** Start **
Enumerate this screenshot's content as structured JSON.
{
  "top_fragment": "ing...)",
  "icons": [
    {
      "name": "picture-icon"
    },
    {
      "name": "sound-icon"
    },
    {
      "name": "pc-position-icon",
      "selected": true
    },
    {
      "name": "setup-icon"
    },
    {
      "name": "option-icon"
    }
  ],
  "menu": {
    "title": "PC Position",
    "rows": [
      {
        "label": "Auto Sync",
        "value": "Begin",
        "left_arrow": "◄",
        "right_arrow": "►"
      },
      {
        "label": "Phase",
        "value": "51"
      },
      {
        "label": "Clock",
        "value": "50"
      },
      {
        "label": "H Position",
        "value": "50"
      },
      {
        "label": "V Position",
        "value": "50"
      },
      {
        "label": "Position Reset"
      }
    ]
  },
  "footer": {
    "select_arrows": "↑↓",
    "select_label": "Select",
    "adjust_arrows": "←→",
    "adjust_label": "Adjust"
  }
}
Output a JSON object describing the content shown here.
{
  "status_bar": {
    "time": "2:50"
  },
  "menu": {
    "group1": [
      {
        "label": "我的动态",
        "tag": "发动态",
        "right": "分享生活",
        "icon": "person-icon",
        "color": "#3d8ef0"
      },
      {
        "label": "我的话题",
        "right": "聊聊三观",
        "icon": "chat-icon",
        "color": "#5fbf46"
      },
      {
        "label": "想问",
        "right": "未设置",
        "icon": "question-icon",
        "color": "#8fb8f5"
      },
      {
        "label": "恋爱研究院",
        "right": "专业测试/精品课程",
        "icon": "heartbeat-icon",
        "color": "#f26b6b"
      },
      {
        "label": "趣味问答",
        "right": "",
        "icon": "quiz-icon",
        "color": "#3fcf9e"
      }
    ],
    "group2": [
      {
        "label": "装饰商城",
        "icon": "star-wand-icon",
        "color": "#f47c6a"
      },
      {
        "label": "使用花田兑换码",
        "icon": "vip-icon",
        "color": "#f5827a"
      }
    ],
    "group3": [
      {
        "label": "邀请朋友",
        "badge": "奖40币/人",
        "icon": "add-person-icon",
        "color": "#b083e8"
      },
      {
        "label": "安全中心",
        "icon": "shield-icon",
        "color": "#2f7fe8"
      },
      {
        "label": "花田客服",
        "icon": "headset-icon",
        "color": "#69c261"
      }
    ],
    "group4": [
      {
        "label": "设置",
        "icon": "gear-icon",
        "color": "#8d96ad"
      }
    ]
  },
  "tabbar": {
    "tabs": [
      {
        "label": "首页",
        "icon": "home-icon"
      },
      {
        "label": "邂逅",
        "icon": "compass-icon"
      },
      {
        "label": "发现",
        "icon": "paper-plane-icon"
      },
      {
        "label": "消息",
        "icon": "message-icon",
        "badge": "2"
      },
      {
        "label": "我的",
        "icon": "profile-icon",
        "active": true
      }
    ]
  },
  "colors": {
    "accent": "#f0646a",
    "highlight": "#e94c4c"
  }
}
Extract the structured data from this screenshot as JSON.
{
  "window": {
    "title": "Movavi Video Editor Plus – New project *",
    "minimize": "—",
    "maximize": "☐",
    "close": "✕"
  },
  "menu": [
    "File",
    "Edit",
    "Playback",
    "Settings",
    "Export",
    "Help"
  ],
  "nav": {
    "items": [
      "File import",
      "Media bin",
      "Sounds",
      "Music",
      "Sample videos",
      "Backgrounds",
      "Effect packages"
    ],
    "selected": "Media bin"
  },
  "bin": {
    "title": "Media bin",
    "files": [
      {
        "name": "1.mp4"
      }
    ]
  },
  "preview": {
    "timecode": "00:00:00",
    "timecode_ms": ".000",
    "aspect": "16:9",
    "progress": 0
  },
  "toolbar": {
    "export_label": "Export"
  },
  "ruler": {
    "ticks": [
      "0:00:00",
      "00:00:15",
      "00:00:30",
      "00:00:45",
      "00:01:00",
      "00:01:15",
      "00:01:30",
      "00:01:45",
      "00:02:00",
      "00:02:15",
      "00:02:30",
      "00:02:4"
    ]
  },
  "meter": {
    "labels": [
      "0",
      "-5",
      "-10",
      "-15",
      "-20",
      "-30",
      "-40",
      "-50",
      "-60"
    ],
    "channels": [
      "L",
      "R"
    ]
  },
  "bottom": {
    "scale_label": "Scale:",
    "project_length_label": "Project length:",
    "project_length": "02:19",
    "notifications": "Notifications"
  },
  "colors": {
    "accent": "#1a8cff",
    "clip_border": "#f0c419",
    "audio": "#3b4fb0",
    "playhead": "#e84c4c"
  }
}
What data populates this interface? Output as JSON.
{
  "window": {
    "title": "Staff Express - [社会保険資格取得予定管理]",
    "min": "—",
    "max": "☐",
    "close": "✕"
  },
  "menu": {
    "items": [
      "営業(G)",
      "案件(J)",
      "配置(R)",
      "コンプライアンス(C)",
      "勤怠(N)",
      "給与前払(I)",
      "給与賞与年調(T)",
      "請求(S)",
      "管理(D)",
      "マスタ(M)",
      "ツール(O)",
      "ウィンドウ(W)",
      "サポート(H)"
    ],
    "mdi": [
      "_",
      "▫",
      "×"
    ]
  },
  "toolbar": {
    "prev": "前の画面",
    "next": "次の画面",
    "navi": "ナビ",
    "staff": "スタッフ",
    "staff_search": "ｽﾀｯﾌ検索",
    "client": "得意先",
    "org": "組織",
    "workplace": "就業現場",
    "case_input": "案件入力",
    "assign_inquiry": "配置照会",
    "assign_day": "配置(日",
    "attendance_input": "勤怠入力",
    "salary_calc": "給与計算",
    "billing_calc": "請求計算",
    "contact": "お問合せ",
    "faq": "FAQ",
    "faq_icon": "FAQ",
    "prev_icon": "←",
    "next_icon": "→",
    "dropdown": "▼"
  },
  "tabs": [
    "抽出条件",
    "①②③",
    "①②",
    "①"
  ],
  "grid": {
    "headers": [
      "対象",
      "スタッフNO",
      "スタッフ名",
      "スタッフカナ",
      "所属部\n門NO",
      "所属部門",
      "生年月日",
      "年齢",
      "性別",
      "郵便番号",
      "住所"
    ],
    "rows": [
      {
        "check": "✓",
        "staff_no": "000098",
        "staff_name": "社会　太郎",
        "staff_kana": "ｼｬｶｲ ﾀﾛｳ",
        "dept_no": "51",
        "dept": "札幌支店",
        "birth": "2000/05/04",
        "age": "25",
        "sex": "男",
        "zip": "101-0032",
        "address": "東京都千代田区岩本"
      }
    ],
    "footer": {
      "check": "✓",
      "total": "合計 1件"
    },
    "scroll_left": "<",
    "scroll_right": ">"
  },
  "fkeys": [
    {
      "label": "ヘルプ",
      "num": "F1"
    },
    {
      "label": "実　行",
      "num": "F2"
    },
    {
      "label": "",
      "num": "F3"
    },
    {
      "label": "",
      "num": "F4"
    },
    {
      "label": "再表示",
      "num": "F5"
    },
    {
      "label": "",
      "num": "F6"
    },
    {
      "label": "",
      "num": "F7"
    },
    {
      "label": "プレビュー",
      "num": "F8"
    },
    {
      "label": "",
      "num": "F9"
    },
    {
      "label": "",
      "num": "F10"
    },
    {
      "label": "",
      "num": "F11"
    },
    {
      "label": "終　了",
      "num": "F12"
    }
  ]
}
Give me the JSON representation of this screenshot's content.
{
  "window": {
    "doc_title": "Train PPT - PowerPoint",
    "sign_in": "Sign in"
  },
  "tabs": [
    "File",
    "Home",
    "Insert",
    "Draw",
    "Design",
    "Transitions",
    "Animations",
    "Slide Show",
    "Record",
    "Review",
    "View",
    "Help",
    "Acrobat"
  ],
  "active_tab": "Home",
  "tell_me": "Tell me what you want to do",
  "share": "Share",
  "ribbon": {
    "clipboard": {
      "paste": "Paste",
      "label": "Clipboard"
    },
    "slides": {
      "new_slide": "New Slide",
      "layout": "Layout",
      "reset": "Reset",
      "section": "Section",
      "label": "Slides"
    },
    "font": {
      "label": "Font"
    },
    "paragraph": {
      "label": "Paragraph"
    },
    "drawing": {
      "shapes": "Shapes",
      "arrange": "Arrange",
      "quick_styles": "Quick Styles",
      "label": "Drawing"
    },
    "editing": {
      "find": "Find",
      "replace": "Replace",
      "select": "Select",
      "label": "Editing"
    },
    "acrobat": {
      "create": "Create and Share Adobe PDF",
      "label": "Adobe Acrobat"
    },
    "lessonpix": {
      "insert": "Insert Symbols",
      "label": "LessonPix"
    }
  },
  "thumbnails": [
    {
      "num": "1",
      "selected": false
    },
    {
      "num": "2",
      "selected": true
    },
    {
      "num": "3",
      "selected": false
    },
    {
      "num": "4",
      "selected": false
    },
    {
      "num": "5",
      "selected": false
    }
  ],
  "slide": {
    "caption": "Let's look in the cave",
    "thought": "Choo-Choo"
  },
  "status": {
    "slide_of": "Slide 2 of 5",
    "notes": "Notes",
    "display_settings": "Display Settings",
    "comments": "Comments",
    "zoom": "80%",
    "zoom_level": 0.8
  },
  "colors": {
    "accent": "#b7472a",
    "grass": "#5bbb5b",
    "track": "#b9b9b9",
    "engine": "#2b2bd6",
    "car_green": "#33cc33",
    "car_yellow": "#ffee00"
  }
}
** End **
The problem: Select every line above that contains the word "Settings", and copy it.

Solution to the exercise:
    "Settings",
    "display_settings": "Display Settings",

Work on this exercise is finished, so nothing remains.